*** Data listing
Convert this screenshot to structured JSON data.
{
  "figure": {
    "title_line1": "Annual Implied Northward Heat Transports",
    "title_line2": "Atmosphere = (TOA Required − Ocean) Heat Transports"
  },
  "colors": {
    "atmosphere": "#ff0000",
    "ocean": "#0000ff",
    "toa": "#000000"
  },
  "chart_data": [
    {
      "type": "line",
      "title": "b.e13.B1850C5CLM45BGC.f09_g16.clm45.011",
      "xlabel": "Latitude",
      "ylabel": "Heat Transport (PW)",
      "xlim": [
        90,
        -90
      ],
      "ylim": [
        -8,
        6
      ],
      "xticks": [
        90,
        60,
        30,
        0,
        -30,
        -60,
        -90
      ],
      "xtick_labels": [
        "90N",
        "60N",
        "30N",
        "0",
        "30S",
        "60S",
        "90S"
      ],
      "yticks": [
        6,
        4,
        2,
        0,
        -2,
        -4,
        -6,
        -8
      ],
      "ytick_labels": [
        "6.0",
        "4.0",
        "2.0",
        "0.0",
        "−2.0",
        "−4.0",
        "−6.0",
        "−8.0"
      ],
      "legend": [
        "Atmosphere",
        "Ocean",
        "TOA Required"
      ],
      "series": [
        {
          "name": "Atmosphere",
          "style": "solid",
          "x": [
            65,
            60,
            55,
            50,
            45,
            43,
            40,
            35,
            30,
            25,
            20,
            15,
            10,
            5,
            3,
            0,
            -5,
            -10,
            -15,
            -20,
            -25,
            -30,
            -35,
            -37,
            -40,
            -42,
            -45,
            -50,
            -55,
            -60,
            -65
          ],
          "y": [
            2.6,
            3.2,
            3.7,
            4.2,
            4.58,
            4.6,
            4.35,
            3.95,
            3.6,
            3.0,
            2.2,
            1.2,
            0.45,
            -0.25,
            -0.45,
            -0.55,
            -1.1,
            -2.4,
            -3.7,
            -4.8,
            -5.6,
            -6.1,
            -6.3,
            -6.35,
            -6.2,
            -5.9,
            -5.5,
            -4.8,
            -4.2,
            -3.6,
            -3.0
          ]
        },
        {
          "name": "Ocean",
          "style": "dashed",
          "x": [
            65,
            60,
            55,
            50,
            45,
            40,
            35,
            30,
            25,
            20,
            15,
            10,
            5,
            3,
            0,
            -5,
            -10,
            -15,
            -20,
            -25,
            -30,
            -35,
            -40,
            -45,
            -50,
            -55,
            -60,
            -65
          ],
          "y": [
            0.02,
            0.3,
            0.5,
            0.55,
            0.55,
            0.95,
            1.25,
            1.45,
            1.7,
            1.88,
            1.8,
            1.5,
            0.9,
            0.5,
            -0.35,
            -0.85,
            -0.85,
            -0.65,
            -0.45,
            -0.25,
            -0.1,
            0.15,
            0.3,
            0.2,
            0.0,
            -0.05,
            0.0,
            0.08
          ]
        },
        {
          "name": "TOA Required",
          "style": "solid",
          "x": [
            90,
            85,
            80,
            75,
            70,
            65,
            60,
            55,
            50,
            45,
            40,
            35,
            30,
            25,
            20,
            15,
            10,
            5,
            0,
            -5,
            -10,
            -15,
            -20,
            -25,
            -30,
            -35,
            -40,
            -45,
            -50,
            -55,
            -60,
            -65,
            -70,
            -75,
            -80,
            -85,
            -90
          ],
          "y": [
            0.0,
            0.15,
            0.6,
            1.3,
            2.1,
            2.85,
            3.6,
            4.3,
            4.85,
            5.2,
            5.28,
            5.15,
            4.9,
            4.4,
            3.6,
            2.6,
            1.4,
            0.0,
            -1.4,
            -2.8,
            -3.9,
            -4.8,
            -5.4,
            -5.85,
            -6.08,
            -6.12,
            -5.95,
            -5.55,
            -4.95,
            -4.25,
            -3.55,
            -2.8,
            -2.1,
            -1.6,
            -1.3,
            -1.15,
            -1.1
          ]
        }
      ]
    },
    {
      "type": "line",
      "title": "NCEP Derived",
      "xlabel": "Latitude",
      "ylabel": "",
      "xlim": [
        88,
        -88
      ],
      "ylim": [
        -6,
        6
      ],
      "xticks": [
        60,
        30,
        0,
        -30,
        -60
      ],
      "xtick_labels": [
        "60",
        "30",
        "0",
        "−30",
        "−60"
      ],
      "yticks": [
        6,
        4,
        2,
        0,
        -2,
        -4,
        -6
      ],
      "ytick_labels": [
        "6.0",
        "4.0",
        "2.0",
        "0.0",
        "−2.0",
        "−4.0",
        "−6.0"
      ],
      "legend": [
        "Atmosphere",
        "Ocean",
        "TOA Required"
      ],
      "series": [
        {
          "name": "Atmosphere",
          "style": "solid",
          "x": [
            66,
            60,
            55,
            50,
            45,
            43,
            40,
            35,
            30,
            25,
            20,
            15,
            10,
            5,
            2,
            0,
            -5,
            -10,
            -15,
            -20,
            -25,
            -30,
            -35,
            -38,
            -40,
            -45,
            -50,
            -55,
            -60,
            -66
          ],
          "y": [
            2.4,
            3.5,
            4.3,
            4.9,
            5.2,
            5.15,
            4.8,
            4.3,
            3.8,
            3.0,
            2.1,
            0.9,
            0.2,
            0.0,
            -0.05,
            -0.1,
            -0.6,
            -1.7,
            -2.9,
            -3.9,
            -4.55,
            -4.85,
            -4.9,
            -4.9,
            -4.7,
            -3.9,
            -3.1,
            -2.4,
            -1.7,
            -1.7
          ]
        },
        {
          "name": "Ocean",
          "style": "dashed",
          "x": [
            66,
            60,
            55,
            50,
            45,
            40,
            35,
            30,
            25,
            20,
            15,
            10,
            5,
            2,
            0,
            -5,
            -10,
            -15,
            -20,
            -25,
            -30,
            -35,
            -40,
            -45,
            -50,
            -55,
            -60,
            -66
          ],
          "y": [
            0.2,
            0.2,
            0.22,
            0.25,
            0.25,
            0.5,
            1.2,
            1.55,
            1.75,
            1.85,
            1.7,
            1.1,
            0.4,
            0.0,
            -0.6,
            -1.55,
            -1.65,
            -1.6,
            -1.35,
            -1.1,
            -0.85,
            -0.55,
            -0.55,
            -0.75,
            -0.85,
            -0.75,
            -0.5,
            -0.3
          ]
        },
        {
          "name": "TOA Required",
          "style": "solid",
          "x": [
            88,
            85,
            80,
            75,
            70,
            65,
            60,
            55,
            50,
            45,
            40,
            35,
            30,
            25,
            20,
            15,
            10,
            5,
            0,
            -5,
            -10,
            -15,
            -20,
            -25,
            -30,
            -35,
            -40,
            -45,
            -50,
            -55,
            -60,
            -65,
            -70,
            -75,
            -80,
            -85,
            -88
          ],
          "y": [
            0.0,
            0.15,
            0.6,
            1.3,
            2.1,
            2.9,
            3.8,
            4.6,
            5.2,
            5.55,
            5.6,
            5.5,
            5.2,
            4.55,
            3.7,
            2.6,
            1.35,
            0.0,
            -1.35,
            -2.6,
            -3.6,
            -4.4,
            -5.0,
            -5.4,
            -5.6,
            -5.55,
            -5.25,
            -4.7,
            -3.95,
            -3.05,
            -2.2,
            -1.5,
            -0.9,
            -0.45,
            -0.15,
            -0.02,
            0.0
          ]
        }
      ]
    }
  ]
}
******
Exercise: Copy out the whole listing exactly.

Expected answer:
Convert this screenshot to structured JSON data.
{
  "figure": {
    "title_line1": "Annual Implied Northward Heat Transports",
    "title_line2": "Atmosphere = (TOA Required − Ocean) Heat Transports"
  },
  "colors": {
    "atmosphere": "#ff0000",
    "ocean": "#0000ff",
    "toa": "#000000"
  },
  "chart_data": [
    {
      "type": "line",
      "title": "b.e13.B1850C5CLM45BGC.f09_g16.clm45.011",
      "xlabel": "Latitude",
      "ylabel": "Heat Transport (PW)",
      "xlim": [
        90,
        -90
      ],
      "ylim": [
        -8,
        6
      ],
      "xticks": [
        90,
        60,
        30,
        0,
        -30,
        -60,
        -90
      ],
      "xtick_labels": [
        "90N",
        "60N",
        "30N",
        "0",
        "30S",
        "60S",
        "90S"
      ],
      "yticks": [
        6,
        4,
        2,
        0,
        -2,
        -4,
        -6,
        -8
      ],
      "ytick_labels": [
        "6.0",
        "4.0",
        "2.0",
        "0.0",
        "−2.0",
        "−4.0",
        "−6.0",
        "−8.0"
      ],
      "legend": [
        "Atmosphere",
        "Ocean",
        "TOA Required"
      ],
      "series": [
        {
          "name": "Atmosphere",
          "style": "solid",
          "x": [
            65,
            60,
            55,
            50,
            45,
            43,
            40,
            35,
            30,
            25,
            20,
            15,
            10,
            5,
            3,
            0,
            -5,
            -10,
            -15,
            -20,
            -25,
            -30,
            -35,
            -37,
            -40,
            -42,
            -45,
            -50,
            -55,
            -60,
            -65
          ],
          "y": [
            2.6,
            3.2,
            3.7,
            4.2,
            4.58,
            4.6,
            4.35,
            3.95,
            3.6,
            3.0,
            2.2,
            1.2,
            0.45,
            -0.25,
            -0.45,
            -0.55,
            -1.1,
            -2.4,
            -3.7,
            -4.8,
            -5.6,
            -6.1,
            -6.3,
            -6.35,
            -6.2,
            -5.9,
            -5.5,
            -4.8,
            -4.2,
            -3.6,
            -3.0
          ]
        },
        {
          "name": "Ocean",
          "style": "dashed",
          "x": [
            65,
            60,
            55,
            50,
            45,
            40,
            35,
            30,
            25,
            20,
            15,
            10,
            5,
            3,
            0,
            -5,
            -10,
            -15,
            -20,
            -25,
            -30,
            -35,
            -40,
            -45,
            -50,
            -55,
            -60,
            -65
          ],
          "y": [
            0.02,
            0.3,
            0.5,
            0.55,
            0.55,
            0.95,
            1.25,
            1.45,
            1.7,
            1.88,
            1.8,
            1.5,
            0.9,
            0.5,
            -0.35,
            -0.85,
            -0.85,
            -0.65,
            -0.45,
            -0.25,
            -0.1,
            0.15,
            0.3,
            0.2,
            0.0,
            -0.05,
            0.0,
            0.08
          ]
        },
        {
          "name": "TOA Required",
          "style": "solid",
          "x": [
            90,
            85,
            80,
            75,
            70,
            65,
            60,
            55,
            50,
            45,
            40,
            35,
            30,
            25,
            20,
            15,
            10,
            5,
            0,
            -5,
            -10,
            -15,
            -20,
            -25,
            -30,
            -35,
            -40,
            -45,
            -50,
            -55,
            -60,
            -65,
            -70,
            -75,
            -80,
            -85,
            -90
          ],
          "y": [
            0.0,
            0.15,
            0.6,
            1.3,
            2.1,
            2.85,
            3.6,
            4.3,
            4.85,
            5.2,
            5.28,
            5.15,
            4.9,
            4.4,
            3.6,
            2.6,
            1.4,
            0.0,
            -1.4,
            -2.8,
            -3.9,
            -4.8,
            -5.4,
            -5.85,
            -6.08,
            -6.12,
            -5.95,
            -5.55,
            -4.95,
            -4.25,
            -3.55,
            -2.8,
            -2.1,
            -1.6,
            -1.3,
            -1.15,
            -1.1
          ]
        }
      ]
    },
    {
      "type": "line",
      "title": "NCEP Derived",
      "xlabel": "Latitude",
      "ylabel": "",
      "xlim": [
        88,
        -88
      ],
      "ylim": [
        -6,
        6
      ],
      "xticks": [
        60,
        30,
        0,
        -30,
        -60
      ],
      "xtick_labels": [
        "60",
        "30",
        "0",
        "−30",
        "−60"
      ],
      "yticks": [
        6,
        4,
        2,
        0,
        -2,
        -4,
        -6
      ],
      "ytick_labels": [
        "6.0",
        "4.0",
        "2.0",
        "0.0",
        "−2.0",
        "−4.0",
        "−6.0"
      ],
      "legend": [
        "Atmosphere",
        "Ocean",
        "TOA Required"
      ],
      "series": [
        {
          "name": "Atmosphere",
          "style": "solid",
          "x": [
            66,
            60,
            55,
            50,
            45,
            43,
            40,
            35,
            30,
            25,
            20,
            15,
            10,
            5,
            2,
            0,
            -5,
            -10,
            -15,
            -20,
            -25,
            -30,
            -35,
            -38,
            -40,
            -45,
            -50,
            -55,
            -60,
            -66
          ],
          "y": [
            2.4,
            3.5,
            4.3,
            4.9,
            5.2,
            5.15,
            4.8,
            4.3,
            3.8,
            3.0,
            2.1,
            0.9,
            0.2,
            0.0,
            -0.05,
            -0.1,
            -0.6,
            -1.7,
            -2.9,
            -3.9,
            -4.55,
            -4.85,
            -4.9,
            -4.9,
            -4.7,
            -3.9,
            -3.1,
            -2.4,
            -1.7,
            -1.7
          ]
        },
        {
          "name": "Ocean",
          "style": "dashed",
          "x": [
            66,
            60,
            55,
            50,
            45,
            40,
            35,
            30,
            25,
            20,
            15,
            10,
            5,
            2,
            0,
            -5,
            -10,
            -15,
            -20,
            -25,
            -30,
            -35,
            -40,
            -45,
            -50,
            -55,
            -60,
            -66
          ],
          "y": [
            0.2,
            0.2,
            0.22,
            0.25,
            0.25,
            0.5,
            1.2,
            1.55,
            1.75,
            1.85,
            1.7,
            1.1,
            0.4,
            0.0,
            -0.6,
            -1.55,
            -1.65,
            -1.6,
            -1.35,
            -1.1,
            -0.85,
            -0.55,
            -0.55,
            -0.75,
            -0.85,
            -0.75,
            -0.5,
            -0.3
          ]
        },
        {
          "name": "TOA Required",
          "style": "solid",
          "x": [
            88,
            85,
            80,
            75,
            70,
            65,
            60,
            55,
            50,
            45,
            40,
            35,
            30,
            25,
            20,
            15,
            10,
            5,
            0,
            -5,
            -10,
            -15,
            -20,
            -25,
            -30,
            -35,
            -40,
            -45,
            -50,
            -55,
            -60,
            -65,
            -70,
            -75,
            -80,
            -85,
            -88
          ],
          "y": [
            0.0,
            0.15,
            0.6,
            1.3,
            2.1,
            2.9,
            3.8,
            4.6,
            5.2,
            5.55,
            5.6,
            5.5,
            5.2,
            4.55,
            3.7,
            2.6,
            1.35,
            0.0,
            -1.35,
            -2.6,
            -3.6,
            -4.4,
            -5.0,
            -5.4,
            -5.6,
            -5.55,
            -5.25,
            -4.7,
            -3.95,
            -3.05,
            -2.2,
            -1.5,
            -0.9,
            -0.45,
            -0.15,
            -0.02,
            0.0
          ]
        }
      ]
    }
  ]
}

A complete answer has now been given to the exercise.